WRITTEN EXERCISE
Count, in the entries below, the lines in which "title" occurs. Give the number, nothing more.
━━━━━ GIVEN RECORDS
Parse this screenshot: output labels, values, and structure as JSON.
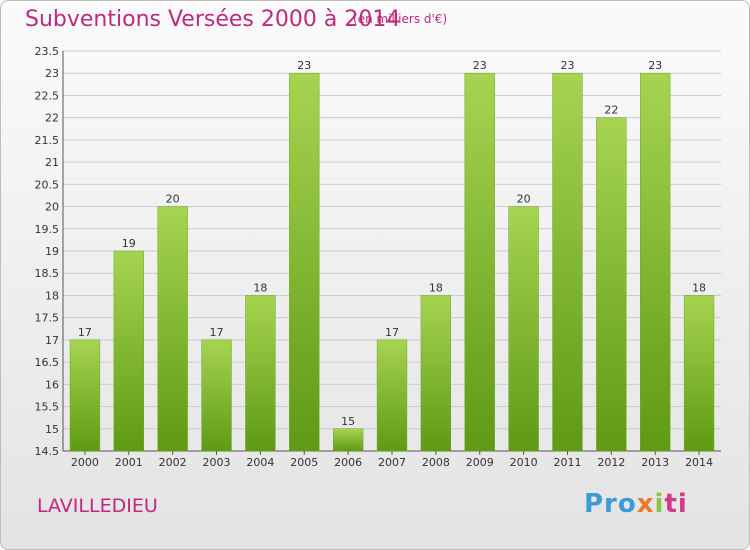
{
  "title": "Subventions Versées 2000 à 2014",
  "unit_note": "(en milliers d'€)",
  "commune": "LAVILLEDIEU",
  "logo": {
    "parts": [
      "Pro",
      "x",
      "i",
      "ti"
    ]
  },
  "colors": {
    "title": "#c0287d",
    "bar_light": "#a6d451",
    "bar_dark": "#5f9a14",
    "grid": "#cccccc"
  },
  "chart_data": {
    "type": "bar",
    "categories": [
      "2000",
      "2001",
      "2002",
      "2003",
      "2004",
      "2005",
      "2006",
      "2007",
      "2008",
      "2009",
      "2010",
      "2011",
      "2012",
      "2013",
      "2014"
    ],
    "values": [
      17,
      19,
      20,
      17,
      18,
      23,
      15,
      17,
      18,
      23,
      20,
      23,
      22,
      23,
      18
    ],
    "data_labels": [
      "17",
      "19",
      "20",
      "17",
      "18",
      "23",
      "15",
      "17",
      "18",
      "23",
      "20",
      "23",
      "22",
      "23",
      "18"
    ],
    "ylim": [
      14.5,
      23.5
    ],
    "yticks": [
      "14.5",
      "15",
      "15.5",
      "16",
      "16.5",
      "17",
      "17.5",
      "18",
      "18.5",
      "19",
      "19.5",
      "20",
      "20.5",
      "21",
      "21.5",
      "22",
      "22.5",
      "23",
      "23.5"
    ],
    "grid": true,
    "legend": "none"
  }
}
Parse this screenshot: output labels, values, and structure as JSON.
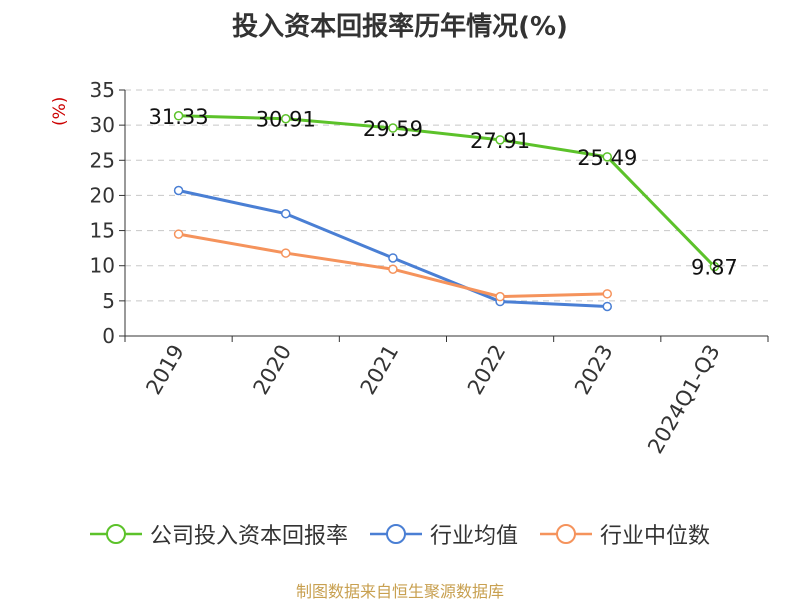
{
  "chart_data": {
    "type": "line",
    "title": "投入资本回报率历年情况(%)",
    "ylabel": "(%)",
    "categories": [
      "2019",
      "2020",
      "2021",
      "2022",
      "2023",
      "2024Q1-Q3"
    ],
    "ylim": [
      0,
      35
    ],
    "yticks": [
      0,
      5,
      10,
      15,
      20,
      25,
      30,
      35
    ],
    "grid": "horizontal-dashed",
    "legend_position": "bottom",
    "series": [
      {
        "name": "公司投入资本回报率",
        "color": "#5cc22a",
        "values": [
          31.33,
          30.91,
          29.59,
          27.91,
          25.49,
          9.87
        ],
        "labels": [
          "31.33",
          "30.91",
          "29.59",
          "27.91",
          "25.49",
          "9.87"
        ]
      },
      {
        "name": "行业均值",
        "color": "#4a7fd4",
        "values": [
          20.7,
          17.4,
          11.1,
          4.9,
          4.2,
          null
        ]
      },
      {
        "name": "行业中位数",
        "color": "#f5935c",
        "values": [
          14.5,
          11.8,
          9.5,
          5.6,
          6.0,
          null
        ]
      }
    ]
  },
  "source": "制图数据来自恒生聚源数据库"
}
━━━━━━━━━━
━━━━━ GIVEN RECORDS
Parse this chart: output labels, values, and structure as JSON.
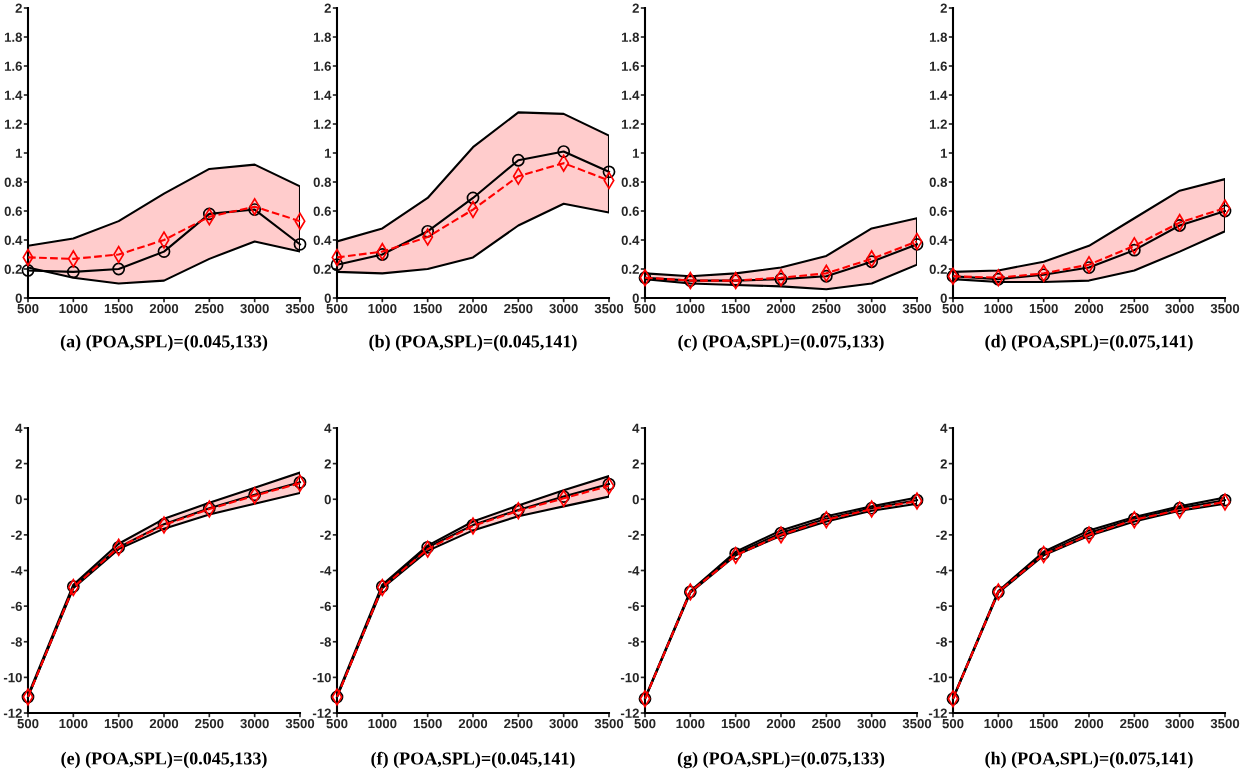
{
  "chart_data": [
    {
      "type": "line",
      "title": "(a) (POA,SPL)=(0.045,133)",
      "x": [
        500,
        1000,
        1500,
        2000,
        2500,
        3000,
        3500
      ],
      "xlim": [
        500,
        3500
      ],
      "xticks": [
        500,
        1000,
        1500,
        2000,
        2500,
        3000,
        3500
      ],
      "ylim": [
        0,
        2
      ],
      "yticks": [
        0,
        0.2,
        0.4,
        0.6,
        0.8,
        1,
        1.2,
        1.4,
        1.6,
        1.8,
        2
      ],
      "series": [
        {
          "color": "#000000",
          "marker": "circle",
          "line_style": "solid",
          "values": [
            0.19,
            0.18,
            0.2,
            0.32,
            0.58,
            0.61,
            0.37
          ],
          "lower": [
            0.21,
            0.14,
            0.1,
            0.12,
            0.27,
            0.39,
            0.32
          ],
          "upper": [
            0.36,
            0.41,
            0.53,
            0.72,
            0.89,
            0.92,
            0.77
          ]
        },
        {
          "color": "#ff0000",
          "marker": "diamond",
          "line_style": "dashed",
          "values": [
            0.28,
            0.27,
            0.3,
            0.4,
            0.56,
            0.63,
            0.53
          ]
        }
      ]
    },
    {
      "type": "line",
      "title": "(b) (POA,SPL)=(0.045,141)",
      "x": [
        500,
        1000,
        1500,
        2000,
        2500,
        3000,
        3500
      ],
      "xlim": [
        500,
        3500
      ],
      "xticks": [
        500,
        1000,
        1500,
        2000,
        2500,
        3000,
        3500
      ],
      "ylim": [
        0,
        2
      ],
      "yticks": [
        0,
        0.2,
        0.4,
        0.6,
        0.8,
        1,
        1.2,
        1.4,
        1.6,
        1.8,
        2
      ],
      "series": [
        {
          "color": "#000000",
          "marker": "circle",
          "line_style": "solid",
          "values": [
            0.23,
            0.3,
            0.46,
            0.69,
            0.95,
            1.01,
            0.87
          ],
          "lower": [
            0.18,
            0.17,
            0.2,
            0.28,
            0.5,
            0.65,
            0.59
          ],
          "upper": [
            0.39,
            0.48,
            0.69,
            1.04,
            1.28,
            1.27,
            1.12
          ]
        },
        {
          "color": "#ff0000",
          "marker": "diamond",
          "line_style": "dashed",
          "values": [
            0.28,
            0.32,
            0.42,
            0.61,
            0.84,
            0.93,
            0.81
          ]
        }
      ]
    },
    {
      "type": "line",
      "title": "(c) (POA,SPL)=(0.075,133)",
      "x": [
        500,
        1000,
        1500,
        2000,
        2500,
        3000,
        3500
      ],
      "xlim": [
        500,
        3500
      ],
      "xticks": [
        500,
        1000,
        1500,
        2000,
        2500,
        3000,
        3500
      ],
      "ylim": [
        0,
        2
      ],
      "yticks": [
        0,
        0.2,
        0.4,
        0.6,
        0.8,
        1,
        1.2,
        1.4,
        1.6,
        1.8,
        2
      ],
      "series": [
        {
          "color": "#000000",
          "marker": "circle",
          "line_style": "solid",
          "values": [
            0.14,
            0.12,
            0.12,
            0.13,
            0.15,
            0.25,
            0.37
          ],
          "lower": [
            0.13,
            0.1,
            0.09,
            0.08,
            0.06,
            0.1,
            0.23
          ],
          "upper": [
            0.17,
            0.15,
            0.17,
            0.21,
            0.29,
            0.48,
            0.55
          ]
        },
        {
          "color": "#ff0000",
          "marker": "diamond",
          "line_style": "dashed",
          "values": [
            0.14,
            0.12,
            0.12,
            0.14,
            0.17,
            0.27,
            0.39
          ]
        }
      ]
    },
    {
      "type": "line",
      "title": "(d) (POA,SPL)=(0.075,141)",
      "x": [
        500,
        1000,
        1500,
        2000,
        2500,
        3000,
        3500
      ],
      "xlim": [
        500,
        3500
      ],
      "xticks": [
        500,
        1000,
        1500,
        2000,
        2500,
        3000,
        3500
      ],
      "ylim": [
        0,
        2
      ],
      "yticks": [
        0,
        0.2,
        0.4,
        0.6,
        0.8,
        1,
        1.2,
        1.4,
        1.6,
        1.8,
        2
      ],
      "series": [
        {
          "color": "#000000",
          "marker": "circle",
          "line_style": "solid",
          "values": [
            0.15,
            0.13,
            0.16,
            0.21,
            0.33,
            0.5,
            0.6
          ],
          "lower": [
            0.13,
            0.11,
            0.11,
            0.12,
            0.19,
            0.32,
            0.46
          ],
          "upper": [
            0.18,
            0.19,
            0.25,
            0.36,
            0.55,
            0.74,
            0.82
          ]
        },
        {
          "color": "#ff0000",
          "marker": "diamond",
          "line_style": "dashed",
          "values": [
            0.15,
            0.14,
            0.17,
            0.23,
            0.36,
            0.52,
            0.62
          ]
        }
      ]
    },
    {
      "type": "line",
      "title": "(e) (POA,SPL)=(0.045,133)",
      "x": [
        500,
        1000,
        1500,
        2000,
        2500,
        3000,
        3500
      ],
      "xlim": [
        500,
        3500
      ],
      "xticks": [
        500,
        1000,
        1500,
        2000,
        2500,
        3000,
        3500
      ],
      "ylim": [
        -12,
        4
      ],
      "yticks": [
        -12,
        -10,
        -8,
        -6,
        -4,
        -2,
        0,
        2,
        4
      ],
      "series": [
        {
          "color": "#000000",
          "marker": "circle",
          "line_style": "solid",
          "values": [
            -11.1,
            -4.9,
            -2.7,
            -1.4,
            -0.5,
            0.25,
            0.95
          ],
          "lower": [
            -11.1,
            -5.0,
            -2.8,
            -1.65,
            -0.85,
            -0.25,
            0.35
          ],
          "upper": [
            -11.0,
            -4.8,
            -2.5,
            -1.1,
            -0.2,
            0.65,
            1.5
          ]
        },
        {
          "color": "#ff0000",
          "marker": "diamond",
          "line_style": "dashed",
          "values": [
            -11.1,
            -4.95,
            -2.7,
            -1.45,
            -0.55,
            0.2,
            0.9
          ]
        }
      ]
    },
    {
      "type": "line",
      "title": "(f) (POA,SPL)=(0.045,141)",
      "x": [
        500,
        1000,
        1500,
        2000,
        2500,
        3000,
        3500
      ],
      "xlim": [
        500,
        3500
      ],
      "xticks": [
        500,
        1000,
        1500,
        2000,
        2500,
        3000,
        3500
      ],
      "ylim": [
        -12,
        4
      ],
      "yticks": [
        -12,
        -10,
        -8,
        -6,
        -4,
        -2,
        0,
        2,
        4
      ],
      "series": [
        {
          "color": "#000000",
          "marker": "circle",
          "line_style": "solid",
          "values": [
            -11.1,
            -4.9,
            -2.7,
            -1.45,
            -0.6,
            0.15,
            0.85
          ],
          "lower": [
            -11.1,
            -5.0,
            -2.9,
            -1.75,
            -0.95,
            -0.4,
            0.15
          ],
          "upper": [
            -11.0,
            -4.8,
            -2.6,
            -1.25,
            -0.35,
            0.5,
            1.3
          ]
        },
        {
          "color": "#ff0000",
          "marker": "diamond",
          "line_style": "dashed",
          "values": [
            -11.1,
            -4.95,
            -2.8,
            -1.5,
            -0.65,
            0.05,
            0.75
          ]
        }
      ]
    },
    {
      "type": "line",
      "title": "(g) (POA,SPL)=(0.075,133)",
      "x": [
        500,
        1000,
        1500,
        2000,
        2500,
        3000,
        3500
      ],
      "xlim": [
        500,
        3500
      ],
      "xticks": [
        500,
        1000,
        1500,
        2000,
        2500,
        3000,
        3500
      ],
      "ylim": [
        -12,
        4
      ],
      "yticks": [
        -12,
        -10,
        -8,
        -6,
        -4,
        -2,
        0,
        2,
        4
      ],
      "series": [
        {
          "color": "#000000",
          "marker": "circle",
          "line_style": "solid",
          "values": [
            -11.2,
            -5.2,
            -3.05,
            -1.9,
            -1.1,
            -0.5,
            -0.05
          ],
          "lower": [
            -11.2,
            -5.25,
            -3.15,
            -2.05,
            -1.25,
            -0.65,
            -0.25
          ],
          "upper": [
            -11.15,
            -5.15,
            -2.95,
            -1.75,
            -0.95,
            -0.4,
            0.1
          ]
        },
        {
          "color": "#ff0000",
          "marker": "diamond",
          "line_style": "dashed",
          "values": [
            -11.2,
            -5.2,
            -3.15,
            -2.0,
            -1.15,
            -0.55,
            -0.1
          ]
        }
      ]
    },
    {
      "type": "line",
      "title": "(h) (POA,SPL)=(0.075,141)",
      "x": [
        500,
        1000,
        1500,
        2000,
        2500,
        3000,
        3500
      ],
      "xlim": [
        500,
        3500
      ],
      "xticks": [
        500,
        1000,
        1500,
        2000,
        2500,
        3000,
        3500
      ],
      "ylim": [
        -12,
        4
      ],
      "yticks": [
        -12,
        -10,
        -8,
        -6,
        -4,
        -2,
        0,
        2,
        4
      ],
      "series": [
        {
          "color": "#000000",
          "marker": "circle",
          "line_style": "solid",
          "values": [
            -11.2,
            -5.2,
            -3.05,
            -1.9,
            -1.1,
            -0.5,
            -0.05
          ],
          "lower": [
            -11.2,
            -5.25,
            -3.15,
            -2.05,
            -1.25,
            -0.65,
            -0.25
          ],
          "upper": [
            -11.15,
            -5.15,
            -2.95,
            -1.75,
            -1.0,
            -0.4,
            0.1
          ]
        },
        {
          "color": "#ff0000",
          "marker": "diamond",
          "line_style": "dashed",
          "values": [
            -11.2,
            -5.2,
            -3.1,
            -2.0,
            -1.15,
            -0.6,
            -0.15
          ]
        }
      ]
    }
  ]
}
━━━━━━━━━━
TASK ANSWER
11